(AIM OF THE EXERCISE) Are you able to retype all the records below exactly?

(Records excerpted from a collection)
+ + + + +

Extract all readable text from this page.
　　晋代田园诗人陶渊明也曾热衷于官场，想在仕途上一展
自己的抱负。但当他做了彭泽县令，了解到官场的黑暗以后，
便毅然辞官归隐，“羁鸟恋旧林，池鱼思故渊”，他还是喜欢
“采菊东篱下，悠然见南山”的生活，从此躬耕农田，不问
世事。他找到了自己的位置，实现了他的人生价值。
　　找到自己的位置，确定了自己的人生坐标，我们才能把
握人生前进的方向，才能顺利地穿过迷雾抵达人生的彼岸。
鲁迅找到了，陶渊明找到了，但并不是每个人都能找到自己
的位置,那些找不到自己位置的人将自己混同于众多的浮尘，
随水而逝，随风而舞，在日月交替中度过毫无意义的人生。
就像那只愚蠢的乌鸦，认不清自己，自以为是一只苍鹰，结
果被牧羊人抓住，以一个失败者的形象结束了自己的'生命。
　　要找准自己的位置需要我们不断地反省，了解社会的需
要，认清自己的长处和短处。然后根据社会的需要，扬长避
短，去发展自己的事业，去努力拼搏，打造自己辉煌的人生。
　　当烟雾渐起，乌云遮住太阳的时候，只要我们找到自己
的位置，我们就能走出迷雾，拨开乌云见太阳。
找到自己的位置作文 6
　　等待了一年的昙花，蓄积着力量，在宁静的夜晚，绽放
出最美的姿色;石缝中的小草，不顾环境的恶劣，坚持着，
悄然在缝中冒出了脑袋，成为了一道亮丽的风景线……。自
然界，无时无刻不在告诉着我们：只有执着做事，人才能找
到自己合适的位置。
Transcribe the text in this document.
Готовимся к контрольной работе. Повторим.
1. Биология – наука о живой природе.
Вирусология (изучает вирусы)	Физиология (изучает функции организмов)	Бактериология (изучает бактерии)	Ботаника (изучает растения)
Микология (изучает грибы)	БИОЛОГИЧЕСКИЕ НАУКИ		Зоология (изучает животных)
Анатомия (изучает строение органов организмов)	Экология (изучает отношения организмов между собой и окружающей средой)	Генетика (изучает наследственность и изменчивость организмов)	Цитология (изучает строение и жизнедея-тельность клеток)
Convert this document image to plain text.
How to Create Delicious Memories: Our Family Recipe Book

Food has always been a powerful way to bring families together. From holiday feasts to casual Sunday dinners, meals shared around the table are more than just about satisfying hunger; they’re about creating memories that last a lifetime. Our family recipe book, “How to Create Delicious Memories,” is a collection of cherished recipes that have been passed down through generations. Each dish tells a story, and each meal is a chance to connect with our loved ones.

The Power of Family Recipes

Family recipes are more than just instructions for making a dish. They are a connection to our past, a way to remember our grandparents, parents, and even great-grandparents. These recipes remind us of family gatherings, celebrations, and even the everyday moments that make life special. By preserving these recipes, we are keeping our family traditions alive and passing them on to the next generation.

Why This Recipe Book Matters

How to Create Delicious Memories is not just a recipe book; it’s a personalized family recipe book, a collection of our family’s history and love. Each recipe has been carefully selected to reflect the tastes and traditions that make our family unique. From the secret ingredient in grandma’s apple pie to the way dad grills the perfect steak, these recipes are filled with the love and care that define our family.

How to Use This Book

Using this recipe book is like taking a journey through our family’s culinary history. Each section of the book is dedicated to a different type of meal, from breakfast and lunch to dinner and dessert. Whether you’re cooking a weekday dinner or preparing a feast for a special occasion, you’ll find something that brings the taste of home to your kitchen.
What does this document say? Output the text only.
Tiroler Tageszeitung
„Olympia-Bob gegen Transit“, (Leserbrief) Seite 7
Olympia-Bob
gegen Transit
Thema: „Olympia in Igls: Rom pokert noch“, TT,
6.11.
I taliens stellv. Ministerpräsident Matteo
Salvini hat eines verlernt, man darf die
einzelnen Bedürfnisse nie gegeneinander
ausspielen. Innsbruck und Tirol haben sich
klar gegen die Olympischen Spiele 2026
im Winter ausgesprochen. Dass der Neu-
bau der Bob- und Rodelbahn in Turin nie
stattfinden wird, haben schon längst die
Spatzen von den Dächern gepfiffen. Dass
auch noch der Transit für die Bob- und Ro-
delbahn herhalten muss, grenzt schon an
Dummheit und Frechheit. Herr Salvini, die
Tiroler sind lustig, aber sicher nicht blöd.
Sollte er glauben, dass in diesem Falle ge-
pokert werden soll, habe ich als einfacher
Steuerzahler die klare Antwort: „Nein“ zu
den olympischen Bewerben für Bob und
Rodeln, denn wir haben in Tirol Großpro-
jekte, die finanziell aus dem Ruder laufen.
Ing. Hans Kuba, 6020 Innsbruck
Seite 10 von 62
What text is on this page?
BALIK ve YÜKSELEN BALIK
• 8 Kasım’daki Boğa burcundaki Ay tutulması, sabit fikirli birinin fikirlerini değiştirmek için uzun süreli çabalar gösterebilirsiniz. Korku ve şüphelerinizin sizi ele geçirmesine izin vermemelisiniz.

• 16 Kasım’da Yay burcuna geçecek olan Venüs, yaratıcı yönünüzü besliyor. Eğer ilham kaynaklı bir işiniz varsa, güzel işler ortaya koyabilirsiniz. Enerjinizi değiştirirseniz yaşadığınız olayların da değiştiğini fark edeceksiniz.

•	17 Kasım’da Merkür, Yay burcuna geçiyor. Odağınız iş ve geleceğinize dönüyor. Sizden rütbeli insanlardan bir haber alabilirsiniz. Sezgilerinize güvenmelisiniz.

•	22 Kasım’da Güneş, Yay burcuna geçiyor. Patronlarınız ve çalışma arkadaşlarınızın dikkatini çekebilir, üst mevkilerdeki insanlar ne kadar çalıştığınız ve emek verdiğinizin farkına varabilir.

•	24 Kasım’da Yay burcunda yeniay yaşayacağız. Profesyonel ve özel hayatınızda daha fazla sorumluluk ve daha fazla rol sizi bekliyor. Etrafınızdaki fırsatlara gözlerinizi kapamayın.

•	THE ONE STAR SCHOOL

+ + + + +

(RESPONSE)
Extract all readable text from this page.
　　晋代田园诗人陶渊明也曾热衷于官场，想在仕途上一展
自己的抱负。但当他做了彭泽县令，了解到官场的黑暗以后，
便毅然辞官归隐，“羁鸟恋旧林，池鱼思故渊”，他还是喜欢
“采菊东篱下，悠然见南山”的生活，从此躬耕农田，不问
世事。他找到了自己的位置，实现了他的人生价值。
　　找到自己的位置，确定了自己的人生坐标，我们才能把
握人生前进的方向，才能顺利地穿过迷雾抵达人生的彼岸。
鲁迅找到了，陶渊明找到了，但并不是每个人都能找到自己
的位置,那些找不到自己位置的人将自己混同于众多的浮尘，
随水而逝，随风而舞，在日月交替中度过毫无意义的人生。
就像那只愚蠢的乌鸦，认不清自己，自以为是一只苍鹰，结
果被牧羊人抓住，以一个失败者的形象结束了自己的'生命。
　　要找准自己的位置需要我们不断地反省，了解社会的需
要，认清自己的长处和短处。然后根据社会的需要，扬长避
短，去发展自己的事业，去努力拼搏，打造自己辉煌的人生。
　　当烟雾渐起，乌云遮住太阳的时候，只要我们找到自己
的位置，我们就能走出迷雾，拨开乌云见太阳。
找到自己的位置作文 6
　　等待了一年的昙花，蓄积着力量，在宁静的夜晚，绽放
出最美的姿色;石缝中的小草，不顾环境的恶劣，坚持着，
悄然在缝中冒出了脑袋，成为了一道亮丽的风景线……。自
然界，无时无刻不在告诉着我们：只有执着做事，人才能找
到自己合适的位置。
Transcribe the text in this document.
Готовимся к контрольной работе. Повторим.
1. Биология – наука о живой природе.
Вирусология (изучает вирусы)	Физиология (изучает функции организмов)	Бактериология (изучает бактерии)	Ботаника (изучает растения)
Микология (изучает грибы)	БИОЛОГИЧЕСКИЕ НАУКИ		Зоология (изучает животных)
Анатомия (изучает строение органов организмов)	Экология (изучает отношения организмов между собой и окружающей средой)	Генетика (изучает наследственность и изменчивость организмов)	Цитология (изучает строение и жизнедея-тельность клеток)
Convert this document image to plain text.
How to Create Delicious Memories: Our Family Recipe Book

Food has always been a powerful way to bring families together. From holiday feasts to casual Sunday dinners, meals shared around the table are more than just about satisfying hunger; they’re about creating memories that last a lifetime. Our family recipe book, “How to Create Delicious Memories,” is a collection of cherished recipes that have been passed down through generations. Each dish tells a story, and each meal is a chance to connect with our loved ones.

The Power of Family Recipes

Family recipes are more than just instructions for making a dish. They are a connection to our past, a way to remember our grandparents, parents, and even great-grandparents. These recipes remind us of family gatherings, celebrations, and even the everyday moments that make life special. By preserving these recipes, we are keeping our family traditions alive and passing them on to the next generation.

Why This Recipe Book Matters

How to Create Delicious Memories is not just a recipe book; it’s a personalized family recipe book, a collection of our family’s history and love. Each recipe has been carefully selected to reflect the tastes and traditions that make our family unique. From the secret ingredient in grandma’s apple pie to the way dad grills the perfect steak, these recipes are filled with the love and care that define our family.

How to Use This Book

Using this recipe book is like taking a journey through our family’s culinary history. Each section of the book is dedicated to a different type of meal, from breakfast and lunch to dinner and dessert. Whether you’re cooking a weekday dinner or preparing a feast for a special occasion, you’ll find something that brings the taste of home to your kitchen.
What does this document say? Output the text only.
Tiroler Tageszeitung
„Olympia-Bob gegen Transit“, (Leserbrief) Seite 7
Olympia-Bob
gegen Transit
Thema: „Olympia in Igls: Rom pokert noch“, TT,
6.11.
I taliens stellv. Ministerpräsident Matteo
Salvini hat eines verlernt, man darf die
einzelnen Bedürfnisse nie gegeneinander
ausspielen. Innsbruck und Tirol haben sich
klar gegen die Olympischen Spiele 2026
im Winter ausgesprochen. Dass der Neu-
bau der Bob- und Rodelbahn in Turin nie
stattfinden wird, haben schon längst die
Spatzen von den Dächern gepfiffen. Dass
auch noch der Transit für die Bob- und Ro-
delbahn herhalten muss, grenzt schon an
Dummheit und Frechheit. Herr Salvini, die
Tiroler sind lustig, aber sicher nicht blöd.
Sollte er glauben, dass in diesem Falle ge-
pokert werden soll, habe ich als einfacher
Steuerzahler die klare Antwort: „Nein“ zu
den olympischen Bewerben für Bob und
Rodeln, denn wir haben in Tirol Großpro-
jekte, die finanziell aus dem Ruder laufen.
Ing. Hans Kuba, 6020 Innsbruck
Seite 10 von 62
What text is on this page?
BALIK ve YÜKSELEN BALIK
• 8 Kasım’daki Boğa burcundaki Ay tutulması, sabit fikirli birinin fikirlerini değiştirmek için uzun süreli çabalar gösterebilirsiniz. Korku ve şüphelerinizin sizi ele geçirmesine izin vermemelisiniz.

• 16 Kasım’da Yay burcuna geçecek olan Venüs, yaratıcı yönünüzü besliyor. Eğer ilham kaynaklı bir işiniz varsa, güzel işler ortaya koyabilirsiniz. Enerjinizi değiştirirseniz yaşadığınız olayların da değiştiğini fark edeceksiniz.

•	17 Kasım’da Merkür, Yay burcuna geçiyor. Odağınız iş ve geleceğinize dönüyor. Sizden rütbeli insanlardan bir haber alabilirsiniz. Sezgilerinize güvenmelisiniz.

•	22 Kasım’da Güneş, Yay burcuna geçiyor. Patronlarınız ve çalışma arkadaşlarınızın dikkatini çekebilir, üst mevkilerdeki insanlar ne kadar çalıştığınız ve emek verdiğinizin farkına varabilir.

•	24 Kasım’da Yay burcunda yeniay yaşayacağız. Profesyonel ve özel hayatınızda daha fazla sorumluluk ve daha fazla rol sizi bekliyor. Etrafınızdaki fırsatlara gözlerinizi kapamayın.

•	THE ONE STAR SCHOOL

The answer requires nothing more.